Extracted data entries
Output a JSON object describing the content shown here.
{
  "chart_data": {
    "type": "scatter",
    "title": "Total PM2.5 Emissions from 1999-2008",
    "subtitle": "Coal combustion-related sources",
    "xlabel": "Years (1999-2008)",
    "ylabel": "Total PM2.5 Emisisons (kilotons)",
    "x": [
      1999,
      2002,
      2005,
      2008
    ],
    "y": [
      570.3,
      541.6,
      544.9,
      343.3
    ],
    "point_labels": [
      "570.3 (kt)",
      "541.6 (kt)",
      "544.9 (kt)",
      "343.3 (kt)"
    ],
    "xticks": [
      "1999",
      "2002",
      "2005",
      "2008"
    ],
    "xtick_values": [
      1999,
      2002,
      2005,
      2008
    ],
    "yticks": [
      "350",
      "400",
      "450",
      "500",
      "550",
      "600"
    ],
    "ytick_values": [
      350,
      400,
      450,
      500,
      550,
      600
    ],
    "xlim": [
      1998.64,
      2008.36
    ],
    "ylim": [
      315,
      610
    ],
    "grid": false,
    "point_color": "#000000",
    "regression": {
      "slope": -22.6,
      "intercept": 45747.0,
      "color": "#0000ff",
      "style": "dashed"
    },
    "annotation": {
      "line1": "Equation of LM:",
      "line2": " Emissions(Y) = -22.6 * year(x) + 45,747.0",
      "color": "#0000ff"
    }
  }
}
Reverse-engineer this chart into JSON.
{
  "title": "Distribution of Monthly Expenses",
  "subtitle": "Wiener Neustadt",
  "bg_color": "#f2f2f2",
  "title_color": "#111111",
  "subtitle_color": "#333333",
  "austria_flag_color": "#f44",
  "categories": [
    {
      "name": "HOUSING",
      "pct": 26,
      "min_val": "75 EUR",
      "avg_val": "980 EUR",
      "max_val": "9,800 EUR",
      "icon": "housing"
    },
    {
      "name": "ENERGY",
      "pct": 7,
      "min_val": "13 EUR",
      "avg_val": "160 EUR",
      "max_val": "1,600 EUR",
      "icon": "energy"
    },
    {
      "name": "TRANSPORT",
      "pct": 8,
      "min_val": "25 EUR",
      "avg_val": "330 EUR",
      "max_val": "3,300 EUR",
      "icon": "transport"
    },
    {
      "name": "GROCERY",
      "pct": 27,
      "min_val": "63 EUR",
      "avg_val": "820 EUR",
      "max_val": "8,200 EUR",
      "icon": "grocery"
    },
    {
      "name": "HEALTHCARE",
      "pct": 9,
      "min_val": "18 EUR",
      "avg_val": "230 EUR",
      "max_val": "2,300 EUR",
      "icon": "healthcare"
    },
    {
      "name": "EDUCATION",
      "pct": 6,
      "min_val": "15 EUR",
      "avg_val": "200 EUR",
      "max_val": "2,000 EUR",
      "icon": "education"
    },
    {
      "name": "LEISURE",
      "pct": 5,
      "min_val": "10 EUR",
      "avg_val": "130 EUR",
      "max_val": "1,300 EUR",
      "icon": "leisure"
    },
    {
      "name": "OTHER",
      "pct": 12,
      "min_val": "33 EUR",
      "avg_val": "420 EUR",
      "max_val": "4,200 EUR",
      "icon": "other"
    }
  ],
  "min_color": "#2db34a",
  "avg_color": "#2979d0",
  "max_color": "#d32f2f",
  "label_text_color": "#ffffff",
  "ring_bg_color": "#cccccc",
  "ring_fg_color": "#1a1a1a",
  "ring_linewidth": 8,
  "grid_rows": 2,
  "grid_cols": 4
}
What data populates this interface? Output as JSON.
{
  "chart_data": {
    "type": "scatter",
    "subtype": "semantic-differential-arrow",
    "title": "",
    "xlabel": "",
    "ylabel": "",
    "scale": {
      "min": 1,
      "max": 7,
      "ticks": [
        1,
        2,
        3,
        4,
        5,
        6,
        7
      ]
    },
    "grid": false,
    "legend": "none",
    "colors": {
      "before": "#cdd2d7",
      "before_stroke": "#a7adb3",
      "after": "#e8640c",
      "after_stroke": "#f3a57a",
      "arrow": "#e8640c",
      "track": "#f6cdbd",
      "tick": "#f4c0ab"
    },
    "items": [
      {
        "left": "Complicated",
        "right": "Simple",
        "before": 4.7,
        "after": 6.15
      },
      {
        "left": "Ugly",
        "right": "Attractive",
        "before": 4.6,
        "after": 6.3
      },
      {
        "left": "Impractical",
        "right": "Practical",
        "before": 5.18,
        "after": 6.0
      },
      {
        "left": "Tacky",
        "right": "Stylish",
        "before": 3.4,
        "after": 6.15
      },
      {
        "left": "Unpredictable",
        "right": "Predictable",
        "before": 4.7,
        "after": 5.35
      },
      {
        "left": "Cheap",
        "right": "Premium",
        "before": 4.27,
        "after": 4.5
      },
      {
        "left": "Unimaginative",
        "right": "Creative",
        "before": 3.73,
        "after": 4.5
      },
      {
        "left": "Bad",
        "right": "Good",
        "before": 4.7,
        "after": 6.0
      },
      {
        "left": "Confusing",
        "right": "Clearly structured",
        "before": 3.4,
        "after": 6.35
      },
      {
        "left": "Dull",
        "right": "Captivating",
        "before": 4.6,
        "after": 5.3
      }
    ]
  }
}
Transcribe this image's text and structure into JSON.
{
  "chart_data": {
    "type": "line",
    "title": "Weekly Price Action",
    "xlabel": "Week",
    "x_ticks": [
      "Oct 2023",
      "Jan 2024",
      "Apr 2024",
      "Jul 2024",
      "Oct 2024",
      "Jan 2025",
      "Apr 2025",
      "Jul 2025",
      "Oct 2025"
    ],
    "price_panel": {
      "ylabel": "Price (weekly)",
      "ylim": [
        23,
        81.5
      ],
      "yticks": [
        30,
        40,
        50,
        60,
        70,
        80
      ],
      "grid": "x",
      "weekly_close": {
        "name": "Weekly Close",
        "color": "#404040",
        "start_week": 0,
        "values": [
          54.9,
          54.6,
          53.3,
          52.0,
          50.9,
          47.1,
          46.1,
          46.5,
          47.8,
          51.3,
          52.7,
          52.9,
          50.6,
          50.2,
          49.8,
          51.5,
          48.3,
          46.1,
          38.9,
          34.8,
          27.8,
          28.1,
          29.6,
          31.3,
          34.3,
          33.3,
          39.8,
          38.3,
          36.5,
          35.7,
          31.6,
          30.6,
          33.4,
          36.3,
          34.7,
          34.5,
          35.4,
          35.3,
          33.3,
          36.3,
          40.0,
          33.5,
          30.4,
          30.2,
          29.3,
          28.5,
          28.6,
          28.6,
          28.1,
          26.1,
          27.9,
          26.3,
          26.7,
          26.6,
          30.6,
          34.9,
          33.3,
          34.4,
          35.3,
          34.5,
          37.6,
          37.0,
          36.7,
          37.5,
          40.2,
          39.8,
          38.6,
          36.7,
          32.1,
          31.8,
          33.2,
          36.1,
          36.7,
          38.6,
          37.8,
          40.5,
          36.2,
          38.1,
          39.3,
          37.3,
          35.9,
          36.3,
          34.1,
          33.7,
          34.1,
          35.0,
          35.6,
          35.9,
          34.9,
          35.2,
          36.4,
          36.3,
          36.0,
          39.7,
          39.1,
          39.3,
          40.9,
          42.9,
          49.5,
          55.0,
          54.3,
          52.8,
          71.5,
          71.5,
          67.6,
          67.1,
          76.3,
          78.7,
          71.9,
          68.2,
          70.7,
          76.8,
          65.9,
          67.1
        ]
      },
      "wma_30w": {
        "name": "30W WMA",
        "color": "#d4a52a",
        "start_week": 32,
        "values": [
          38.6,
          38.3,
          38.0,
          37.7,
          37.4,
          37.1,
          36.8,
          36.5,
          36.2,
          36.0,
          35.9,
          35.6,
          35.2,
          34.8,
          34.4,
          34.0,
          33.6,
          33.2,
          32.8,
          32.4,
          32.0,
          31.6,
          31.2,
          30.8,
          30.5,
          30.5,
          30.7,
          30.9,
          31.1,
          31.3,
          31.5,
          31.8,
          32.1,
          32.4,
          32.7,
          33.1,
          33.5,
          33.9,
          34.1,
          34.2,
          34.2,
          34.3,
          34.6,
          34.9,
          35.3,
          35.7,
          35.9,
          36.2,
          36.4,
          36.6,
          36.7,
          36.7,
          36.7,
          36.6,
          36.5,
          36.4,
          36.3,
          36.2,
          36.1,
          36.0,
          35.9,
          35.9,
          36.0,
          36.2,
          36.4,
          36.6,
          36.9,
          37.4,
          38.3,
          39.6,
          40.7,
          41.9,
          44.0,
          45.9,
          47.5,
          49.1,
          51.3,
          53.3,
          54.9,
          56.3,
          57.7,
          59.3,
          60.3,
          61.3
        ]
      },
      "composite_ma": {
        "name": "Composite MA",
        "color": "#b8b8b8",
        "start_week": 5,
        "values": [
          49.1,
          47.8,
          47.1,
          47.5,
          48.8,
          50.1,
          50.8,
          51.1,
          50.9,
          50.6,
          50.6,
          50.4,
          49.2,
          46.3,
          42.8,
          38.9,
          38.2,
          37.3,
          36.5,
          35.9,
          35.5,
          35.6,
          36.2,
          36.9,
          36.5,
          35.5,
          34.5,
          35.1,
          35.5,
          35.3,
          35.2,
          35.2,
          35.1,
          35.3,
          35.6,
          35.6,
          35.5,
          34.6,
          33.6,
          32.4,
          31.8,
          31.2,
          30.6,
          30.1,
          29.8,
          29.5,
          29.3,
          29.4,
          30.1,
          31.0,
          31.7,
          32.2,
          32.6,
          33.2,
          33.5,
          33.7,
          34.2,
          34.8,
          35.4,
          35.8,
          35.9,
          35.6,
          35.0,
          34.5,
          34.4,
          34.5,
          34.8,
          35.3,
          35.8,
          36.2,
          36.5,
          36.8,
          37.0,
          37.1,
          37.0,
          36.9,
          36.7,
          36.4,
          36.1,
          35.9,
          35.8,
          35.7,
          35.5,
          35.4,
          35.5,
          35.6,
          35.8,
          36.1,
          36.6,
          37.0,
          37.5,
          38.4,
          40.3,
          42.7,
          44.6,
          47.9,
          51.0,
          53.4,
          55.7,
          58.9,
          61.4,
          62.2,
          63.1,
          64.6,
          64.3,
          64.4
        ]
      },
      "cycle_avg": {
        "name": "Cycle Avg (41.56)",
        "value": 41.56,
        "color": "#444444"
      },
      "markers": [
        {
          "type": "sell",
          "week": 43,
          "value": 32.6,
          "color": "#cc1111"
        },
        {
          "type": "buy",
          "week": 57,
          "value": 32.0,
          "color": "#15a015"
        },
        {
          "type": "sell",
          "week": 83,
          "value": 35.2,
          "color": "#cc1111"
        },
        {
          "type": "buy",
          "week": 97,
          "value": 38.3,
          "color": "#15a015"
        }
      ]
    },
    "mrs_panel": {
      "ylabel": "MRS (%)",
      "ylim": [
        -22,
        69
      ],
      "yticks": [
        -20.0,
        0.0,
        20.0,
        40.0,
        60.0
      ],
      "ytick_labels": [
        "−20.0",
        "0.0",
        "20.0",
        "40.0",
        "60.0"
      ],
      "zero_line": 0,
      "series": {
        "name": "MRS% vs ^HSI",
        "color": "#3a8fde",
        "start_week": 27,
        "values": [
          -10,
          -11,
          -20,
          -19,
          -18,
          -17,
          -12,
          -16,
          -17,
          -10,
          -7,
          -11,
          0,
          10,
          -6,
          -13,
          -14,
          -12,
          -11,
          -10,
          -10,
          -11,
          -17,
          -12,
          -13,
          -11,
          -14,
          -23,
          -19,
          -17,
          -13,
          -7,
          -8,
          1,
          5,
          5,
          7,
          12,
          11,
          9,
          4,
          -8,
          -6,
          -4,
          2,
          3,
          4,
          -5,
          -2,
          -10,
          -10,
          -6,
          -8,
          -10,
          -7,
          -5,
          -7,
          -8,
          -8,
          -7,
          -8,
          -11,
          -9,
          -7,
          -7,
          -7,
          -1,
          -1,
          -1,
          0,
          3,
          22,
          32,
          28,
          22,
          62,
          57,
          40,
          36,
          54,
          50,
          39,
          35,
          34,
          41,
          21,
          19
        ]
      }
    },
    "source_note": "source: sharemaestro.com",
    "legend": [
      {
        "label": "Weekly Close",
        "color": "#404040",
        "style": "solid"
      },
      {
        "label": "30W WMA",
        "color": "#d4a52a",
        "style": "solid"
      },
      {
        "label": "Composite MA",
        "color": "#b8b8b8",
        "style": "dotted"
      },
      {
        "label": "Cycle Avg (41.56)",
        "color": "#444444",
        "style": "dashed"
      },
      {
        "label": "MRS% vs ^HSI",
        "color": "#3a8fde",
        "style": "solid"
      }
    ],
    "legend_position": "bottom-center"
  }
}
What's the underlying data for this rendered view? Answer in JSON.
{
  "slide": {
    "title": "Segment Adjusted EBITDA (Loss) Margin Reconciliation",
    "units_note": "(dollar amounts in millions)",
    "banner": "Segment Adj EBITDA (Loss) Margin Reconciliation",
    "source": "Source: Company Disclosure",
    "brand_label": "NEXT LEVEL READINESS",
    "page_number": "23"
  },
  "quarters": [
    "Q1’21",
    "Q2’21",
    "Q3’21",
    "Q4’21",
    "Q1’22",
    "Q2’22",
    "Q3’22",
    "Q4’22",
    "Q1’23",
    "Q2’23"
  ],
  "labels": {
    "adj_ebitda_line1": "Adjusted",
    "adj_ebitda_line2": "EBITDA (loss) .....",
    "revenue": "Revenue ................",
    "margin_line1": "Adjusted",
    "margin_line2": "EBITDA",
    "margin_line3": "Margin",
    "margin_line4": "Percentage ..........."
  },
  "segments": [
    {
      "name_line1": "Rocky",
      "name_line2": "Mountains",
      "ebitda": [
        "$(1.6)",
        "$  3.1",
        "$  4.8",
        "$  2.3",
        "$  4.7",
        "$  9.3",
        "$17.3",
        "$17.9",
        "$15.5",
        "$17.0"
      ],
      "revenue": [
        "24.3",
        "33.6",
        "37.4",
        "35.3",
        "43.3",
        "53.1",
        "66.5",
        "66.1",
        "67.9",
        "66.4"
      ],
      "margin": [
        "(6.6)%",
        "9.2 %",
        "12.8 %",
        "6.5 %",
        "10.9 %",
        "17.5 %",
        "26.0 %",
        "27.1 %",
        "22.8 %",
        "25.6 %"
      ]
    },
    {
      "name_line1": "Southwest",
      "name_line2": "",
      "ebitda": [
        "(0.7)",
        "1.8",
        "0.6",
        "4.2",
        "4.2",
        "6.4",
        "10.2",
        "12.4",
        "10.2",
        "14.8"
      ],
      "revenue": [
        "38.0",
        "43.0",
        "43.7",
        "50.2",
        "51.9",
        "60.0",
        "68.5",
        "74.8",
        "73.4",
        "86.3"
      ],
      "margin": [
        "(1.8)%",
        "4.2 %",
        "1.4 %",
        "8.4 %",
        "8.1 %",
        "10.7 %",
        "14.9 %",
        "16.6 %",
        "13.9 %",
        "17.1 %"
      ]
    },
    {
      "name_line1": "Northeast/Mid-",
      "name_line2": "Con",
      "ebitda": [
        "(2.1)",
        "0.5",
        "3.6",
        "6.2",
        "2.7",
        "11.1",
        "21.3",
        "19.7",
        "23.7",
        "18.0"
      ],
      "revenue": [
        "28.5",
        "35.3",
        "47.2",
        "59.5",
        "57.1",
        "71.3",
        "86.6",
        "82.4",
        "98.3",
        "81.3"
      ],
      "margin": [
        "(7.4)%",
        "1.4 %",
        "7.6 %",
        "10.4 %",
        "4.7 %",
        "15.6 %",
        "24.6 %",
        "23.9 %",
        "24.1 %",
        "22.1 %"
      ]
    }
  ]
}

The request:
Copy every line above in which the string "Output" shows up.

Final result:
Output a JSON object describing the content shown here.
What data populates this interface? Output as JSON.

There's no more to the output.